┌────────

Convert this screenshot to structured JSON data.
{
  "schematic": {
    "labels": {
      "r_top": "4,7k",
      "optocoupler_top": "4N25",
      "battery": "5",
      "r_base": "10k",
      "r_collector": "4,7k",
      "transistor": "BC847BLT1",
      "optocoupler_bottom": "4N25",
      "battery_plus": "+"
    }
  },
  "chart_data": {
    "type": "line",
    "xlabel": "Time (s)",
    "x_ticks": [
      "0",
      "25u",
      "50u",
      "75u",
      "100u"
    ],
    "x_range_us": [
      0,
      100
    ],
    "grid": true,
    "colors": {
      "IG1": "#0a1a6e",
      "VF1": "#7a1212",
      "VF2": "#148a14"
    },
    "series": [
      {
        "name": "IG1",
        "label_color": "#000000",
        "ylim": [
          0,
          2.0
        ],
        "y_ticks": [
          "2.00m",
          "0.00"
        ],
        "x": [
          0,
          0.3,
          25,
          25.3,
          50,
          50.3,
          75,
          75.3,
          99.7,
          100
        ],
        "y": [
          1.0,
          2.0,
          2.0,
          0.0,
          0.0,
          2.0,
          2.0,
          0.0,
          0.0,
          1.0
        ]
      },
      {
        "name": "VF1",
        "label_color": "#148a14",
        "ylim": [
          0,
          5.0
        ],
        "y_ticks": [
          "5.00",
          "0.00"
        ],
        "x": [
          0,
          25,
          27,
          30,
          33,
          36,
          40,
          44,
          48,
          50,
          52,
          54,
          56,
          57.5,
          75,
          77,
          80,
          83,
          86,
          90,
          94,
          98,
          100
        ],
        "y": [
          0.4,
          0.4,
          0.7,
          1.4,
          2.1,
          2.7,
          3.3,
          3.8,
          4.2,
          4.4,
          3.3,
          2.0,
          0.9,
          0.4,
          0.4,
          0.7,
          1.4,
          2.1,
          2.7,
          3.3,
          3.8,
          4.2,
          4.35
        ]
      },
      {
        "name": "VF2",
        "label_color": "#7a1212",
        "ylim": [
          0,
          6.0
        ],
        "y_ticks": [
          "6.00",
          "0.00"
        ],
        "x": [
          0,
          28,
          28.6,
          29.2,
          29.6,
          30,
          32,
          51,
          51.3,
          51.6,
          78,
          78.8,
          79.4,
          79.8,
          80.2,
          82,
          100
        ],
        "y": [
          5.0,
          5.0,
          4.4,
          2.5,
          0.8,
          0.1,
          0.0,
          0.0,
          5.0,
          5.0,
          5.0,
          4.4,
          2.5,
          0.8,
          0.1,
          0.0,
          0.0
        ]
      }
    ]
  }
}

└────────

- _To be done_
Please reproduce all of the entries exactly as they stand.

- _Result_
Convert this screenshot to structured JSON data.
{
  "schematic": {
    "labels": {
      "r_top": "4,7k",
      "optocoupler_top": "4N25",
      "battery": "5",
      "r_base": "10k",
      "r_collector": "4,7k",
      "transistor": "BC847BLT1",
      "optocoupler_bottom": "4N25",
      "battery_plus": "+"
    }
  },
  "chart_data": {
    "type": "line",
    "xlabel": "Time (s)",
    "x_ticks": [
      "0",
      "25u",
      "50u",
      "75u",
      "100u"
    ],
    "x_range_us": [
      0,
      100
    ],
    "grid": true,
    "colors": {
      "IG1": "#0a1a6e",
      "VF1": "#7a1212",
      "VF2": "#148a14"
    },
    "series": [
      {
        "name": "IG1",
        "label_color": "#000000",
        "ylim": [
          0,
          2.0
        ],
        "y_ticks": [
          "2.00m",
          "0.00"
        ],
        "x": [
          0,
          0.3,
          25,
          25.3,
          50,
          50.3,
          75,
          75.3,
          99.7,
          100
        ],
        "y": [
          1.0,
          2.0,
          2.0,
          0.0,
          0.0,
          2.0,
          2.0,
          0.0,
          0.0,
          1.0
        ]
      },
      {
        "name": "VF1",
        "label_color": "#148a14",
        "ylim": [
          0,
          5.0
        ],
        "y_ticks": [
          "5.00",
          "0.00"
        ],
        "x": [
          0,
          25,
          27,
          30,
          33,
          36,
          40,
          44,
          48,
          50,
          52,
          54,
          56,
          57.5,
          75,
          77,
          80,
          83,
          86,
          90,
          94,
          98,
          100
        ],
        "y": [
          0.4,
          0.4,
          0.7,
          1.4,
          2.1,
          2.7,
          3.3,
          3.8,
          4.2,
          4.4,
          3.3,
          2.0,
          0.9,
          0.4,
          0.4,
          0.7,
          1.4,
          2.1,
          2.7,
          3.3,
          3.8,
          4.2,
          4.35
        ]
      },
      {
        "name": "VF2",
        "label_color": "#7a1212",
        "ylim": [
          0,
          6.0
        ],
        "y_ticks": [
          "6.00",
          "0.00"
        ],
        "x": [
          0,
          28,
          28.6,
          29.2,
          29.6,
          30,
          32,
          51,
          51.3,
          51.6,
          78,
          78.8,
          79.4,
          79.8,
          80.2,
          82,
          100
        ],
        "y": [
          5.0,
          5.0,
          4.4,
          2.5,
          0.8,
          0.1,
          0.0,
          0.0,
          5.0,
          5.0,
          5.0,
          4.4,
          2.5,
          0.8,
          0.1,
          0.0,
          0.0
        ]
      }
    ]
  }
}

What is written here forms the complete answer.